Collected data
——————————

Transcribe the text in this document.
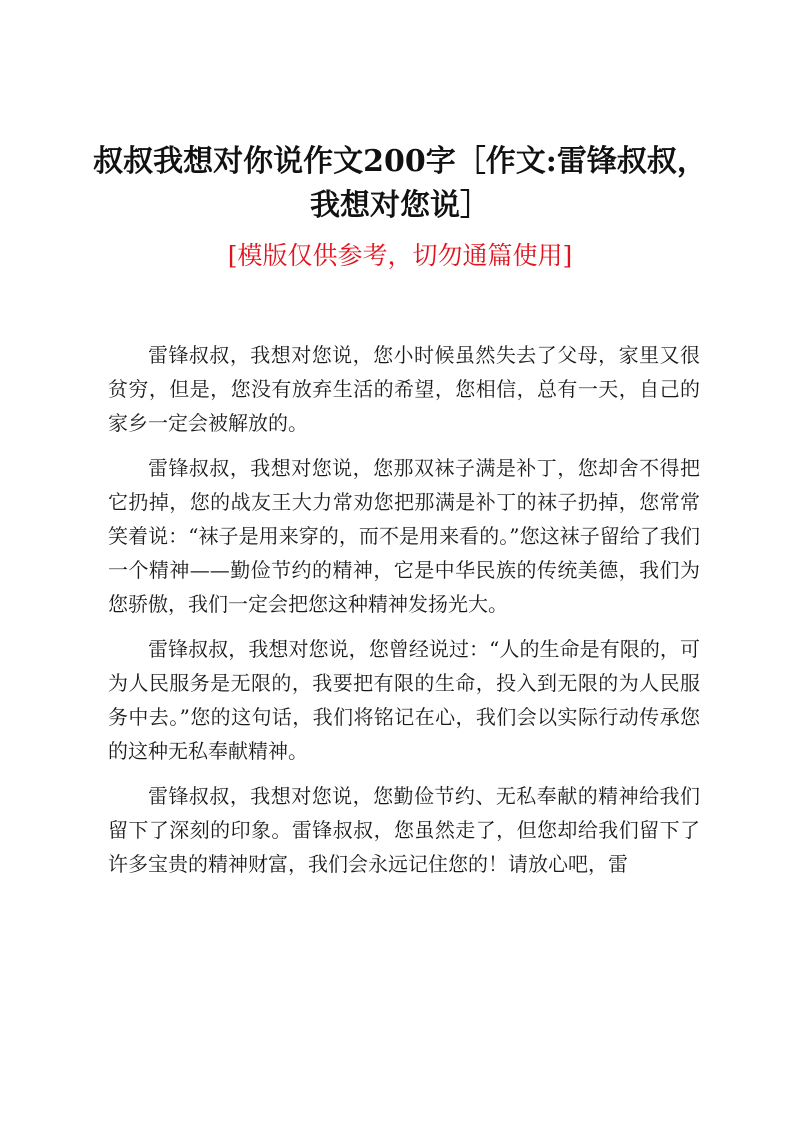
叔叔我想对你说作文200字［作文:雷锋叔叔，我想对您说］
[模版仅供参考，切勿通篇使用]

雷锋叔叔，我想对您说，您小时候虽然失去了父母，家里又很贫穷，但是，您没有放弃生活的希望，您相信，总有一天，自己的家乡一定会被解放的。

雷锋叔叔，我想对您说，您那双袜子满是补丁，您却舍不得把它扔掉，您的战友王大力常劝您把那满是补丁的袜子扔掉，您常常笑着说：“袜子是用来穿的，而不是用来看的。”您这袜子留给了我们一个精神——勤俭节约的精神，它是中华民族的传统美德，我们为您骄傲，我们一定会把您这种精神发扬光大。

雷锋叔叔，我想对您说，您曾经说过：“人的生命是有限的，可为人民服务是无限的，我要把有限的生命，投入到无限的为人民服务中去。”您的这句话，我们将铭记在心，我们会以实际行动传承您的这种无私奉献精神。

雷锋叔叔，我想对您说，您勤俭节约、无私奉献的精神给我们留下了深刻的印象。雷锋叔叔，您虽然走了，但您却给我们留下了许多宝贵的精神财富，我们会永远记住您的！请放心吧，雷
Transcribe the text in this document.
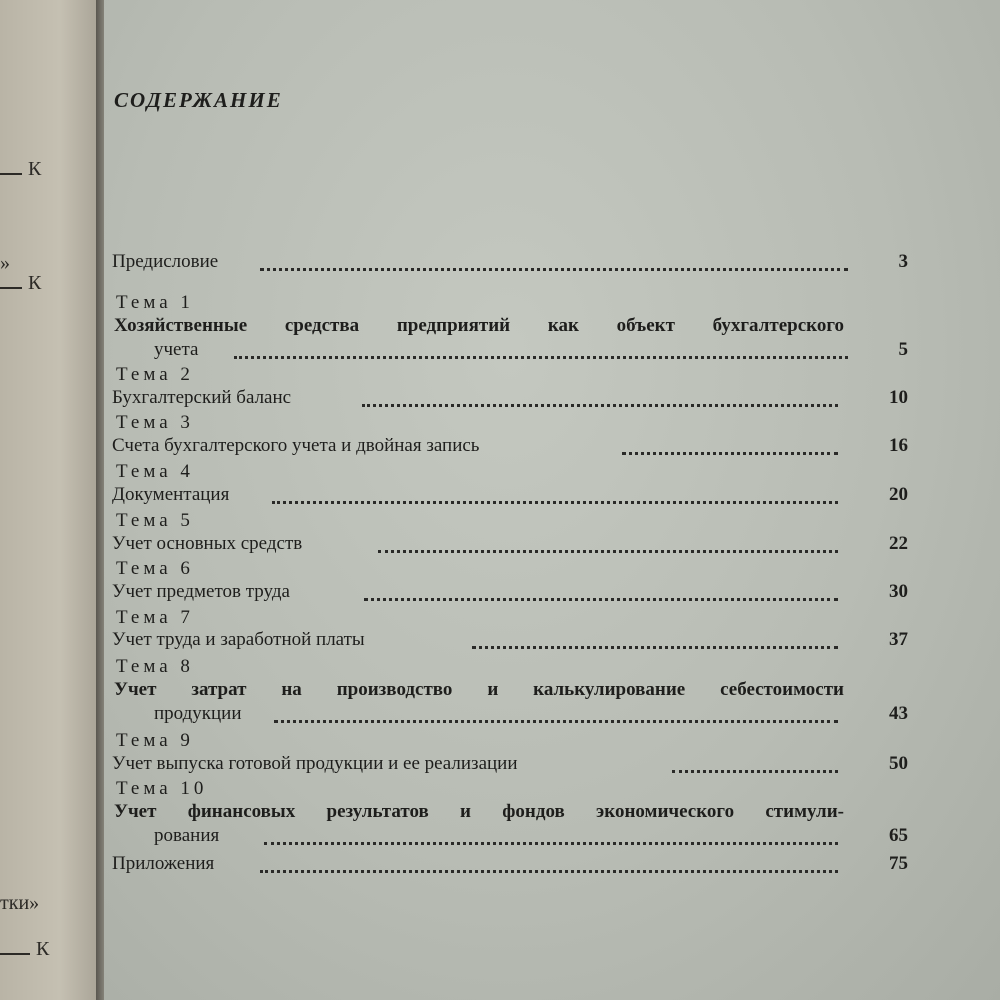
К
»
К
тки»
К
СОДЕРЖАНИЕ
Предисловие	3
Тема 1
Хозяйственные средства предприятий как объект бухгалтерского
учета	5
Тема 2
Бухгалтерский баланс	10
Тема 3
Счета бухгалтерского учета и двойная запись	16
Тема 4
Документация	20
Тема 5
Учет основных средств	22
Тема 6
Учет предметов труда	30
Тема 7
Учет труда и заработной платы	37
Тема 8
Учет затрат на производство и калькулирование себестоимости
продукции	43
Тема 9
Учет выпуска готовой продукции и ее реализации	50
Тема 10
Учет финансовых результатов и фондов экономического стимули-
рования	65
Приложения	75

——————————

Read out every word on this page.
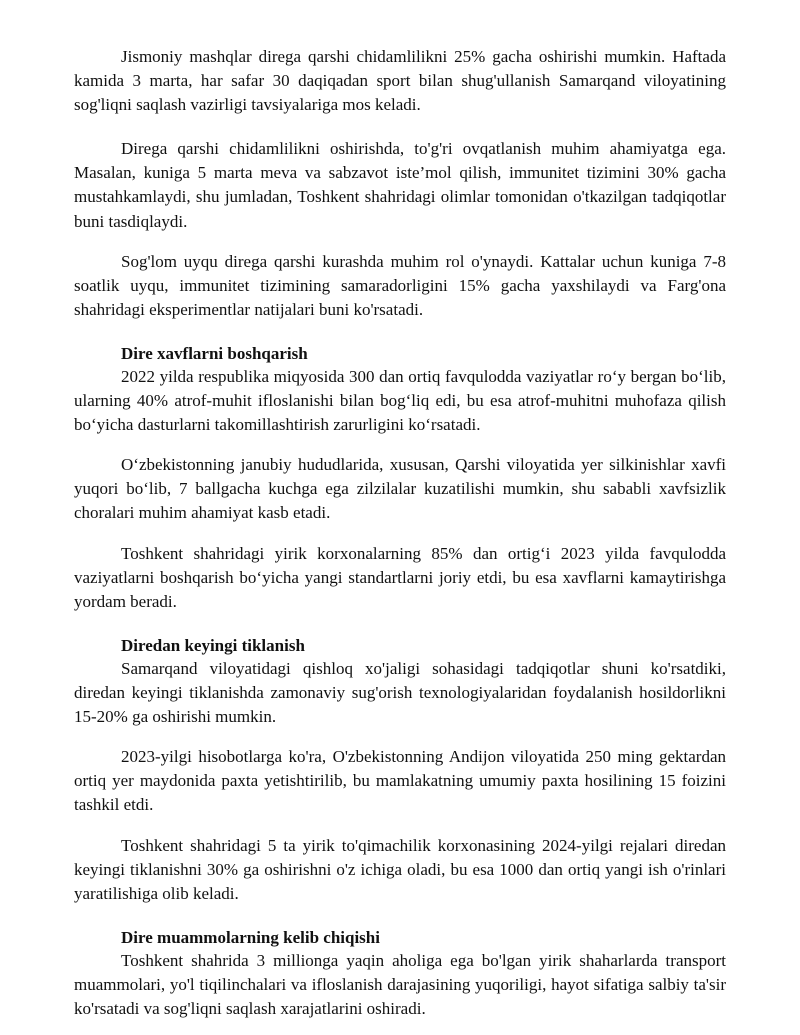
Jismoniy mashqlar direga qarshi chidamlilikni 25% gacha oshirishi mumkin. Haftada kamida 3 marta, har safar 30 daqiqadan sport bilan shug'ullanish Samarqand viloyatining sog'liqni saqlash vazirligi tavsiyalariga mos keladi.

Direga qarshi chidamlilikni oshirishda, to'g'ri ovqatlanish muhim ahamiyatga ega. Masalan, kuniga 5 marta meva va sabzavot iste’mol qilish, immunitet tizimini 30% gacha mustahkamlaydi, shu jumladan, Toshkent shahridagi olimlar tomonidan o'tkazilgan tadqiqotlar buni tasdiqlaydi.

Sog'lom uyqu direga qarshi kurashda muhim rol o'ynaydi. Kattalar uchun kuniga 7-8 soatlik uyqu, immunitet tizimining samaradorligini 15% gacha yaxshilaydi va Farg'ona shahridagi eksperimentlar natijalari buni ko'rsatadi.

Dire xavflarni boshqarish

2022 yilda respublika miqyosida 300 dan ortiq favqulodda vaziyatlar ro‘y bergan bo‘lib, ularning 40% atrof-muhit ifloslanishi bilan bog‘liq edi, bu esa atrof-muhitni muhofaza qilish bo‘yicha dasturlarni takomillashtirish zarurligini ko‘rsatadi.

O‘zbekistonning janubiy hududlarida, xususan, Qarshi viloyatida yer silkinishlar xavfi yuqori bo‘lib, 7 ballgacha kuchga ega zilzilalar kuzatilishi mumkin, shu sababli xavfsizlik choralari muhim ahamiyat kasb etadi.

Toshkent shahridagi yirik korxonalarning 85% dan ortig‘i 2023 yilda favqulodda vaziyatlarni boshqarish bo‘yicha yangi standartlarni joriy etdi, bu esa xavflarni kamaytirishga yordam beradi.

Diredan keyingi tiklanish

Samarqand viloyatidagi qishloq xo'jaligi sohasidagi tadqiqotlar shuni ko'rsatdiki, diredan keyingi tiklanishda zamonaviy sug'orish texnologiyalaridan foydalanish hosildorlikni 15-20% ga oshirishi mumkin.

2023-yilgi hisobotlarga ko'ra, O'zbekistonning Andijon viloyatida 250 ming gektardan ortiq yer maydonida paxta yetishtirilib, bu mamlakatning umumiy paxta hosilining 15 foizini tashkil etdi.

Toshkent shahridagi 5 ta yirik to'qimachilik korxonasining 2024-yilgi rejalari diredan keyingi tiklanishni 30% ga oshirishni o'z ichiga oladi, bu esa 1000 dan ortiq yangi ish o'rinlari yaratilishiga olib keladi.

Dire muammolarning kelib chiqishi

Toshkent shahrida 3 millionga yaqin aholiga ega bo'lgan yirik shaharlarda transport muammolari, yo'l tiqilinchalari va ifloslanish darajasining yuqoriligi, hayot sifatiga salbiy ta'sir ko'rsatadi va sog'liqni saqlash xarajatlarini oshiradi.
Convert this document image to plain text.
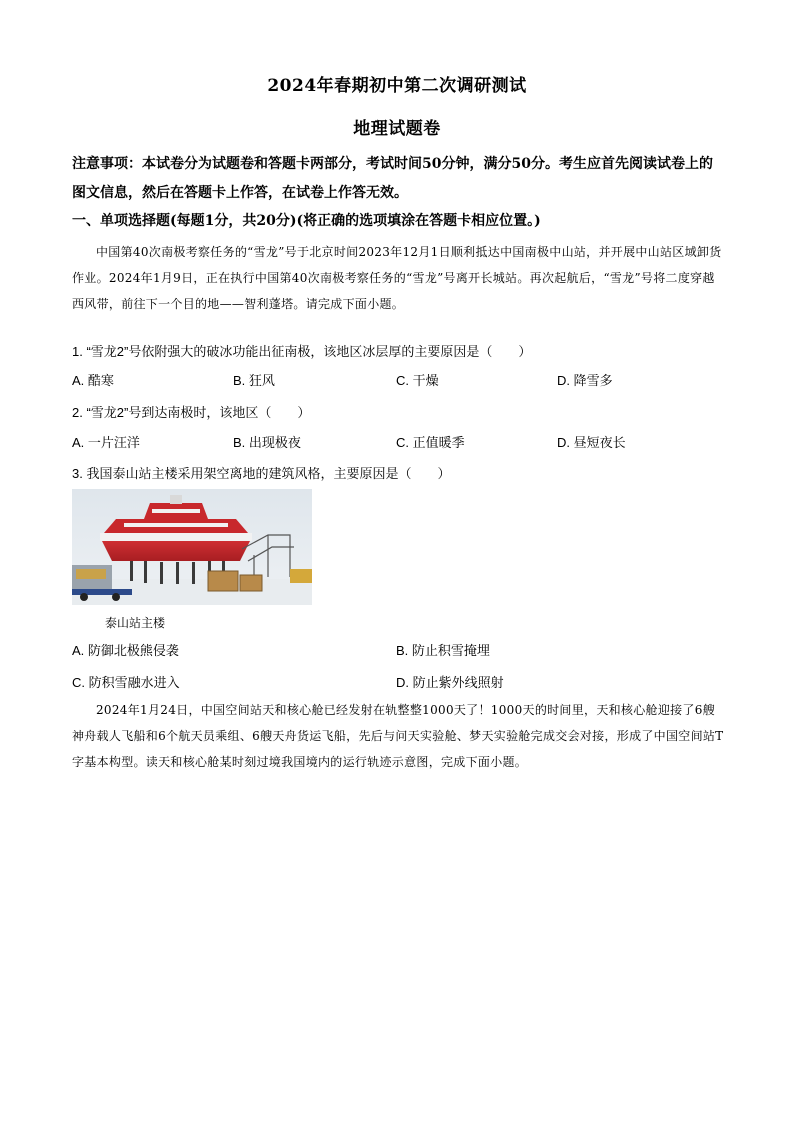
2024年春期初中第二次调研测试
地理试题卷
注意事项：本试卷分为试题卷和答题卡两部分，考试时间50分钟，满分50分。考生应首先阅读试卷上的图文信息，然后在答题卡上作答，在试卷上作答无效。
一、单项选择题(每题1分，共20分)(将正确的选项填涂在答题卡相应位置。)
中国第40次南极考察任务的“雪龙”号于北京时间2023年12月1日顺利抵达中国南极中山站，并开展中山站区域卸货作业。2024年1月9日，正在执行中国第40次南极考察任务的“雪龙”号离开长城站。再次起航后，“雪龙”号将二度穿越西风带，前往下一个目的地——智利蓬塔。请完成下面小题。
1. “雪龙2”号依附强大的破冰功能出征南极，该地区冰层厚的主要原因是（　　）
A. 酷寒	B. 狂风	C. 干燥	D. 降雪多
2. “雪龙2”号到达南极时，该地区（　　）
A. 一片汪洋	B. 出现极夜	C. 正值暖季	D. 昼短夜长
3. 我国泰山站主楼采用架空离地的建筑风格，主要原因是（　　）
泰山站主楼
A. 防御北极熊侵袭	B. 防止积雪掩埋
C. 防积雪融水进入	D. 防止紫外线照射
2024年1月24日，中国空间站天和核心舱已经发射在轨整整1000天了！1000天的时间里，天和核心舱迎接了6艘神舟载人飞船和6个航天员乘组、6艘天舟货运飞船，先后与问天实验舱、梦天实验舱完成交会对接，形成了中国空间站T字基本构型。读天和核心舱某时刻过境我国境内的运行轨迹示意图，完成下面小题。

——————————

**To be done:**
Return the lines of the records that include the string "труда".

**Complete answer:**
Учет предметов труда	30
Учет труда и заработной платы	37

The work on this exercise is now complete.